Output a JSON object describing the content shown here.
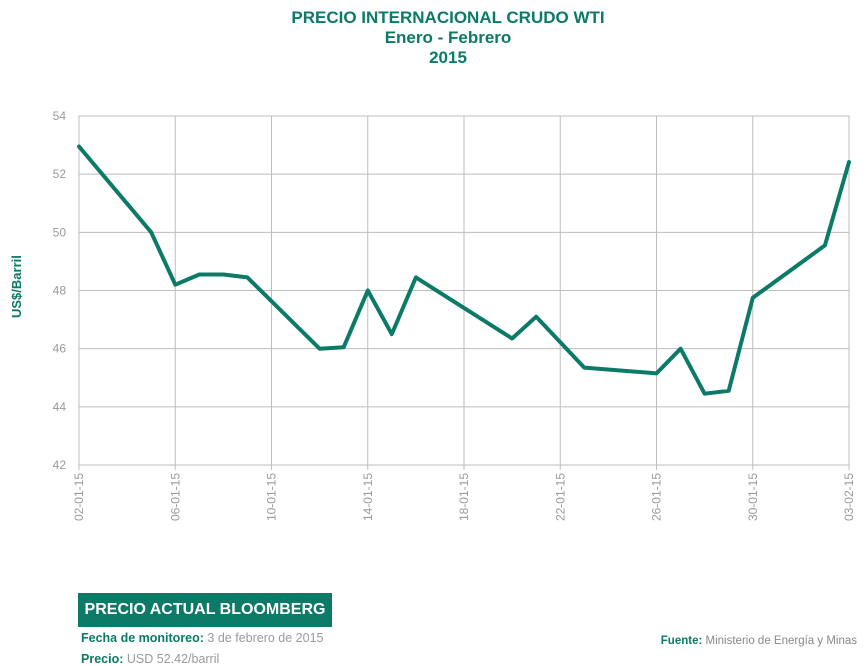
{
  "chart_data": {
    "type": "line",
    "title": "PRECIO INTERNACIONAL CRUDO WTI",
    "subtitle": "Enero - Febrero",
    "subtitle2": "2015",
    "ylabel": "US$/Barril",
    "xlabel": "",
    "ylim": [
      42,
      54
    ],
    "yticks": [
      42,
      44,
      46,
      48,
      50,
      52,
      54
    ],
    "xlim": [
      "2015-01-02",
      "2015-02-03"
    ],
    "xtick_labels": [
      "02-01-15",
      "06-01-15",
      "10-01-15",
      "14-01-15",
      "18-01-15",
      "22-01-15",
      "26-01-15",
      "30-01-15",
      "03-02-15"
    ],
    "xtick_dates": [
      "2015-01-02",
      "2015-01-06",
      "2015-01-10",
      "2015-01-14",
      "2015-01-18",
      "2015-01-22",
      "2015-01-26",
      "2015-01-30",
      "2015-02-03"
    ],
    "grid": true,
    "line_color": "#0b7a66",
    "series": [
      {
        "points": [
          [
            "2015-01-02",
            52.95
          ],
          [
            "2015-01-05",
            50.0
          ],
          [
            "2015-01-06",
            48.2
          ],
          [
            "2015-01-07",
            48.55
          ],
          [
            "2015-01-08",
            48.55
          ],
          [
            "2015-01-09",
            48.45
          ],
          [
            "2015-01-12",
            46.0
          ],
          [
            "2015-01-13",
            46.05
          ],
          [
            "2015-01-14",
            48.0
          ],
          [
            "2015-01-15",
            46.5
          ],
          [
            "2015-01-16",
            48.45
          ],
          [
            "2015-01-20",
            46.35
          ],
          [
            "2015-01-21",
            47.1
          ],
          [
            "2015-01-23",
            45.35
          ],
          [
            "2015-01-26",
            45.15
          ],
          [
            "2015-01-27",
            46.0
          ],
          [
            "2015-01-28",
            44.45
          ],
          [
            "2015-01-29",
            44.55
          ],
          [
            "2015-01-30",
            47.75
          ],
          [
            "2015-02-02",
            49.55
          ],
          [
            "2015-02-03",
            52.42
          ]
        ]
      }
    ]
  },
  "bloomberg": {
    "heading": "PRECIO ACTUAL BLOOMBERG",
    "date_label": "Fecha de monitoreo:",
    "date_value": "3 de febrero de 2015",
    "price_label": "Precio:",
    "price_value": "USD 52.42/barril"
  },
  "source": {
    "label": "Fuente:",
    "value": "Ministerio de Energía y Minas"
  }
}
┄┄┄┄┄┄
→ Problem requirements: All of the records need repeating exactly, except for the pictures.

→ Correct answer:
Output a JSON object describing the content shown here.
{
  "chart_data": {
    "type": "line",
    "title": "PRECIO INTERNACIONAL CRUDO WTI",
    "subtitle": "Enero - Febrero",
    "subtitle2": "2015",
    "ylabel": "US$/Barril",
    "xlabel": "",
    "ylim": [
      42,
      54
    ],
    "yticks": [
      42,
      44,
      46,
      48,
      50,
      52,
      54
    ],
    "xlim": [
      "2015-01-02",
      "2015-02-03"
    ],
    "xtick_labels": [
      "02-01-15",
      "06-01-15",
      "10-01-15",
      "14-01-15",
      "18-01-15",
      "22-01-15",
      "26-01-15",
      "30-01-15",
      "03-02-15"
    ],
    "xtick_dates": [
      "2015-01-02",
      "2015-01-06",
      "2015-01-10",
      "2015-01-14",
      "2015-01-18",
      "2015-01-22",
      "2015-01-26",
      "2015-01-30",
      "2015-02-03"
    ],
    "grid": true,
    "line_color": "#0b7a66",
    "series": [
      {
        "points": [
          [
            "2015-01-02",
            52.95
          ],
          [
            "2015-01-05",
            50.0
          ],
          [
            "2015-01-06",
            48.2
          ],
          [
            "2015-01-07",
            48.55
          ],
          [
            "2015-01-08",
            48.55
          ],
          [
            "2015-01-09",
            48.45
          ],
          [
            "2015-01-12",
            46.0
          ],
          [
            "2015-01-13",
            46.05
          ],
          [
            "2015-01-14",
            48.0
          ],
          [
            "2015-01-15",
            46.5
          ],
          [
            "2015-01-16",
            48.45
          ],
          [
            "2015-01-20",
            46.35
          ],
          [
            "2015-01-21",
            47.1
          ],
          [
            "2015-01-23",
            45.35
          ],
          [
            "2015-01-26",
            45.15
          ],
          [
            "2015-01-27",
            46.0
          ],
          [
            "2015-01-28",
            44.45
          ],
          [
            "2015-01-29",
            44.55
          ],
          [
            "2015-01-30",
            47.75
          ],
          [
            "2015-02-02",
            49.55
          ],
          [
            "2015-02-03",
            52.42
          ]
        ]
      }
    ]
  },
  "bloomberg": {
    "heading": "PRECIO ACTUAL BLOOMBERG",
    "date_label": "Fecha de monitoreo:",
    "date_value": "3 de febrero de 2015",
    "price_label": "Precio:",
    "price_value": "USD 52.42/barril"
  },
  "source": {
    "label": "Fuente:",
    "value": "Ministerio de Energía y Minas"
  }
}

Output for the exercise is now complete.